* Short task
Look for the string "backe" in the lines and copy each line that has it.

* Dataset rows
====
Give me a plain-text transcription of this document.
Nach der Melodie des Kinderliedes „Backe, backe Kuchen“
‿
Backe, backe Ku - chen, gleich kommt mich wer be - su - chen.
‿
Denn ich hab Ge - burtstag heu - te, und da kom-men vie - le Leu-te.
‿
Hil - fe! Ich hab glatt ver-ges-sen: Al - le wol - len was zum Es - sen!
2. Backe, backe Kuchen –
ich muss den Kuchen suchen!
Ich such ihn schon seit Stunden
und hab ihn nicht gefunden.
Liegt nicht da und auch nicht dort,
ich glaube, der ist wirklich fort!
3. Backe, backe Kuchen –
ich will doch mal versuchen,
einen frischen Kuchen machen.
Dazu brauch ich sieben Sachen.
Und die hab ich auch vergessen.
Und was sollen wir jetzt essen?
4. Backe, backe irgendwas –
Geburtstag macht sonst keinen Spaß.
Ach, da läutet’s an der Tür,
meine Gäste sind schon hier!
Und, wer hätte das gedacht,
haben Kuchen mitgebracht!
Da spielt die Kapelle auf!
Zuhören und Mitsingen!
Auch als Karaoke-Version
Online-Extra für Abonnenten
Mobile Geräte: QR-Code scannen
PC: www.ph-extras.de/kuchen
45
====
* Expected answer
Nach der Melodie des Kinderliedes „Backe, backe Kuchen“
Backe, backe Ku - chen, gleich kommt mich wer be - su - chen.
2. Backe, backe Kuchen –
3. Backe, backe Kuchen –
4. Backe, backe irgendwas –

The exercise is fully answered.